(Source records)
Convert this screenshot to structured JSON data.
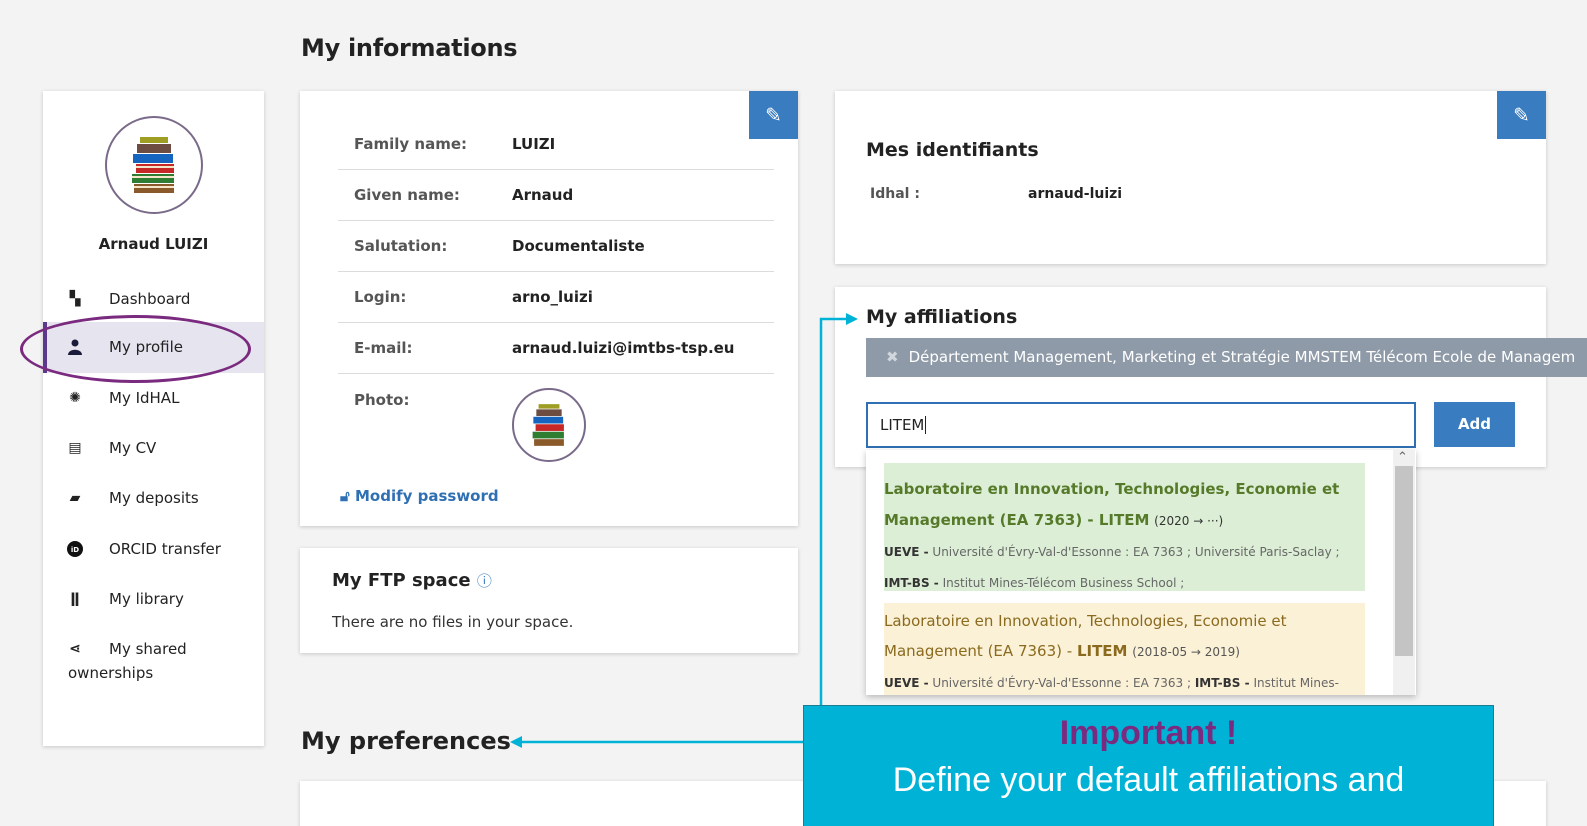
{
  "page": {
    "title": "My informations",
    "preferences_title": "My preferences"
  },
  "sidebar": {
    "user_name": "Arnaud LUIZI",
    "items": [
      {
        "label": "Dashboard",
        "icon": "dashboard-icon"
      },
      {
        "label": "My profile",
        "icon": "user-icon",
        "active": true
      },
      {
        "label": "My IdHAL",
        "icon": "idhal-icon"
      },
      {
        "label": "My CV",
        "icon": "cv-icon"
      },
      {
        "label": "My deposits",
        "icon": "folder-icon"
      },
      {
        "label": "ORCID transfer",
        "icon": "orcid-icon"
      },
      {
        "label": "My library",
        "icon": "library-icon"
      },
      {
        "label_line1": "My shared",
        "label_line2": "ownerships",
        "icon": "share-icon"
      }
    ]
  },
  "info": {
    "rows": [
      {
        "key": "Family name:",
        "value": "LUIZI"
      },
      {
        "key": "Given name:",
        "value": "Arnaud"
      },
      {
        "key": "Salutation:",
        "value": "Documentaliste"
      },
      {
        "key": "Login:",
        "value": "arno_luizi"
      },
      {
        "key": "E-mail:",
        "value": "arnaud.luizi@imtbs-tsp.eu"
      }
    ],
    "photo_label": "Photo:",
    "modify_password": "Modify password"
  },
  "ftp": {
    "title": "My FTP space",
    "info_glyph": "ⓘ",
    "empty_text": "There are no files in your space."
  },
  "identifiers": {
    "title": "Mes identifiants",
    "key": "Idhal :",
    "value": "arnaud-luizi"
  },
  "affiliations": {
    "title": "My affiliations",
    "tag": "Département Management, Marketing et Stratégie MMSTEM Télécom Ecole de Managem",
    "input_value": "LITEM",
    "add_label": "Add",
    "options": [
      {
        "line1": "Laboratoire en Innovation, Technologies, Economie et",
        "line2_main": "Management (EA 7363) - LITEM",
        "line2_dates": "(2020 → ···)",
        "meta1_code": "UEVE -",
        "meta1_text": "Université d'Évry-Val-d'Essonne : EA 7363 ; Université Paris-Saclay ;",
        "meta2_code": "IMT-BS -",
        "meta2_text": "Institut Mines-Télécom Business School ;"
      },
      {
        "line1": "Laboratoire en Innovation, Technologies, Economie et",
        "line2_main": "Management (EA 7363) -",
        "line2_bold": "LITEM",
        "line2_dates": "(2018-05 → 2019)",
        "meta1_code": "UEVE -",
        "meta1_text": "Université d'Évry-Val-d'Essonne : EA 7363 ;",
        "meta1_code2": "IMT-BS -",
        "meta1_text2": "Institut Mines-"
      }
    ]
  },
  "callout": {
    "title": "Important !",
    "line1": "Define your default affiliations and"
  },
  "colors": {
    "accent": "#3a7cc0",
    "highlight": "#7a2a7f",
    "callout_bg": "#00b3d6",
    "arrow": "#00b3d6"
  }
}
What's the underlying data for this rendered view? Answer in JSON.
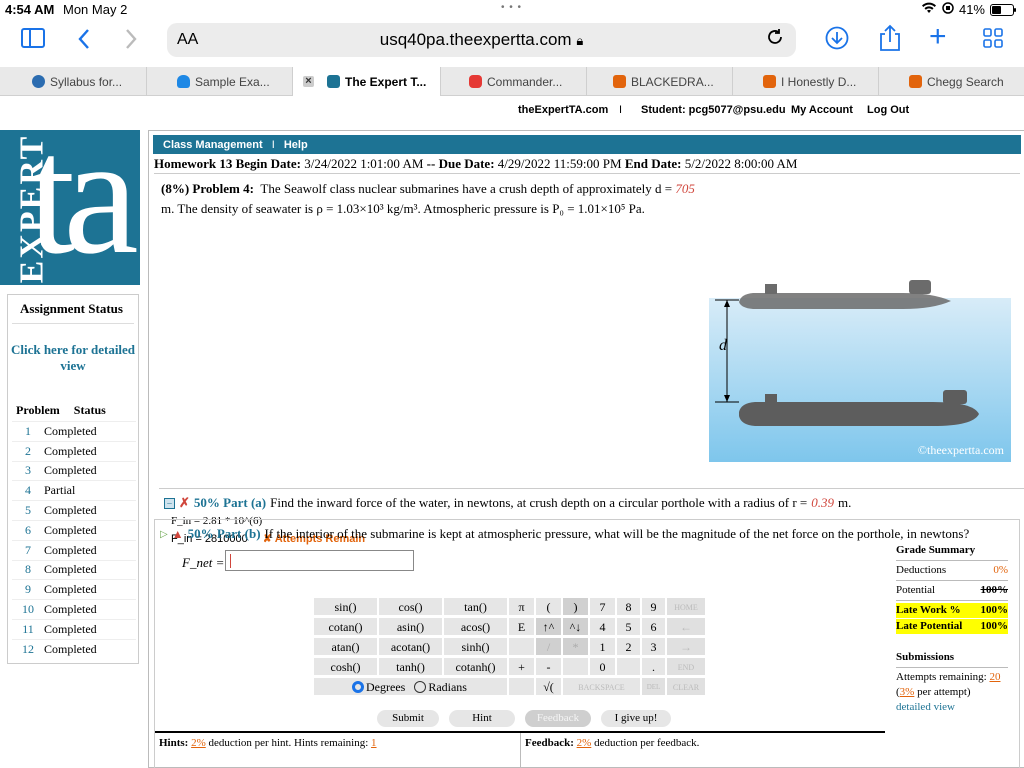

**The exercise**
Copy each line of the entries that includes the word "Télécom".

**Solution for this problem**
    "tag": "Département Management, Marketing et Stratégie MMSTEM Télécom Ecole de Managem",
        "meta2_text": "Institut Mines-Télécom Business School ;"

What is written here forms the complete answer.